(Problem to work on) Select all lines holding the word "перекиси" from the entries that follow.

[A block of data]

- - - -

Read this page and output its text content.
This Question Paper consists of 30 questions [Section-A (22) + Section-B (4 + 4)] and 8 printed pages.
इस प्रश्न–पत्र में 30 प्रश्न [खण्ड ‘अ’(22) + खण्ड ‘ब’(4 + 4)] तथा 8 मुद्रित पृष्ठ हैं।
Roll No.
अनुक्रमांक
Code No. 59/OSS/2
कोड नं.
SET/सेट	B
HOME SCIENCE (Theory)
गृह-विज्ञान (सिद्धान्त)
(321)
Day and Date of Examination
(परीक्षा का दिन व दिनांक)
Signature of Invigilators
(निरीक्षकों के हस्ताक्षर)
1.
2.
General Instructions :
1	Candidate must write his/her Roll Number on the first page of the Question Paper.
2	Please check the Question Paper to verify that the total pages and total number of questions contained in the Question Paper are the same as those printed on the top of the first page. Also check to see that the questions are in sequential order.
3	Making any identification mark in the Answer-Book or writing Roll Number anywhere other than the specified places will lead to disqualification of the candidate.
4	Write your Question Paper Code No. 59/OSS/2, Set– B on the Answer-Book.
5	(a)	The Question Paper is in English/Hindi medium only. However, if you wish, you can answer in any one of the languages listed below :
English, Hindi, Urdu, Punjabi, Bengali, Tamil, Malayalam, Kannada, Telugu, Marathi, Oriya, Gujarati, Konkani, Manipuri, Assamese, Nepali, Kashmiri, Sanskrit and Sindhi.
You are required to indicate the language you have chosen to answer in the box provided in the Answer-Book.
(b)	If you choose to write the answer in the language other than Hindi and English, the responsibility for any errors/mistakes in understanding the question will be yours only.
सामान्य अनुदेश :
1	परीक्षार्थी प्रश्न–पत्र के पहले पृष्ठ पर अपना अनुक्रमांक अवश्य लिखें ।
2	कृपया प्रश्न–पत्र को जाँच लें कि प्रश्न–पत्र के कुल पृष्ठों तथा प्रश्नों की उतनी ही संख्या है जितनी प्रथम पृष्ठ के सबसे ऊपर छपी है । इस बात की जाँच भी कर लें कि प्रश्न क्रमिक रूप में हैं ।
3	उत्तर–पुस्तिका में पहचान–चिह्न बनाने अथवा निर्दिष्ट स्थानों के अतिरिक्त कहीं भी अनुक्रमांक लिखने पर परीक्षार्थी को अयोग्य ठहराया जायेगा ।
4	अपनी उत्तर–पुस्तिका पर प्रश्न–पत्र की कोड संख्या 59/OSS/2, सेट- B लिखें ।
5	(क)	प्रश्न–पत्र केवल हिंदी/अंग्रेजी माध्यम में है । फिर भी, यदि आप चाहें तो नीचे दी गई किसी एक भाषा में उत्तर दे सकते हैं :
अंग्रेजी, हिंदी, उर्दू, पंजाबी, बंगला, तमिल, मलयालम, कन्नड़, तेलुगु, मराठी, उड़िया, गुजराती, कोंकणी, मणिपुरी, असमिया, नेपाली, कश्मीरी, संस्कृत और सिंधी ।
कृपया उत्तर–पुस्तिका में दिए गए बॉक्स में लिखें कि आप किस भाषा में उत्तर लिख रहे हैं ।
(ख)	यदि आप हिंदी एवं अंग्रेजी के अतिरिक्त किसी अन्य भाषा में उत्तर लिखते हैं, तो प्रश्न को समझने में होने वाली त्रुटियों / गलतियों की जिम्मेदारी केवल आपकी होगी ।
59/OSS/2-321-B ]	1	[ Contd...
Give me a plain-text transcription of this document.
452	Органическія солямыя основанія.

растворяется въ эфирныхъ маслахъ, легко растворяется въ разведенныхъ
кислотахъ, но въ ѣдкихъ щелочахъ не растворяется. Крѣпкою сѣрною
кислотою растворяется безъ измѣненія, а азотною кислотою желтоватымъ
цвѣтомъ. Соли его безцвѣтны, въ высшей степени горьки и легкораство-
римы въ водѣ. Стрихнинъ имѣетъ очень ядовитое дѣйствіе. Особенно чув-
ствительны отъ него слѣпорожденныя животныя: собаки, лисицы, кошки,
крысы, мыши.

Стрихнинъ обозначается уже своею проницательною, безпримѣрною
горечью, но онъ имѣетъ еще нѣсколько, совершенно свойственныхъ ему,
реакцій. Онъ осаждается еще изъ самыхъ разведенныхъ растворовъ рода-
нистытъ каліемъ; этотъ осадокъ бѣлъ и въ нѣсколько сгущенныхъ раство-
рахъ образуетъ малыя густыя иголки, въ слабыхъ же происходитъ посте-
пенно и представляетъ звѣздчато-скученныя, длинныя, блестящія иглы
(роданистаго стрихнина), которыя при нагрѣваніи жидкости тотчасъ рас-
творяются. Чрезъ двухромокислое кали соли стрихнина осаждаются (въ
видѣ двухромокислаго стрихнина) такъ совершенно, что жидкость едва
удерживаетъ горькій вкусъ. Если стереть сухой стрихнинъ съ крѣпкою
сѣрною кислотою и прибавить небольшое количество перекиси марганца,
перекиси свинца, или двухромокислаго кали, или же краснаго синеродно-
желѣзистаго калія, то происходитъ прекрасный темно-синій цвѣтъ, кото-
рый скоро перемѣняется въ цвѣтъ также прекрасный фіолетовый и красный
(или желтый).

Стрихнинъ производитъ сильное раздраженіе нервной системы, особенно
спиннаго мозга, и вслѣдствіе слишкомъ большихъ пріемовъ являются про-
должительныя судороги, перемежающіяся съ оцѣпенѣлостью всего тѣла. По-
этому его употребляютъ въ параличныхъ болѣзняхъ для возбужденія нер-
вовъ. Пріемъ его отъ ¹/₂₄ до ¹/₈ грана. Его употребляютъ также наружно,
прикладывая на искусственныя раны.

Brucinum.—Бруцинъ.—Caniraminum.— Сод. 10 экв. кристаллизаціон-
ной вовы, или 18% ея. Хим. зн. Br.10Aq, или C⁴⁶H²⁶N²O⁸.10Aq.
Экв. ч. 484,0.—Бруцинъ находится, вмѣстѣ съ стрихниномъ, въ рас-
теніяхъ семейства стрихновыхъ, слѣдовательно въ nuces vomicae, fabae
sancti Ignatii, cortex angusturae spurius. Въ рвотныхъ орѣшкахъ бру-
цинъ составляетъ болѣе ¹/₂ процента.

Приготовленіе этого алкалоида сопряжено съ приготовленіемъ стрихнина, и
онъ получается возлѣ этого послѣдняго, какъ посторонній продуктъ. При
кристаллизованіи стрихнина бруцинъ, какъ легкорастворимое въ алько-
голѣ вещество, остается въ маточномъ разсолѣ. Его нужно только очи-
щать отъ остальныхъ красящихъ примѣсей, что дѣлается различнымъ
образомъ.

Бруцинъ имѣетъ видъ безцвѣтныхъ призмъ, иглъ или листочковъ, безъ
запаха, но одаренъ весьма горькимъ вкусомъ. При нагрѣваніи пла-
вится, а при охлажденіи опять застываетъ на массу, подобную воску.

- - - -

(Expected answer)
сѣрною кислотою и прибавить небольшое количество перекиси марганца,
перекиси свинца, или двухромокислаго кали, или же краснаго синеродно-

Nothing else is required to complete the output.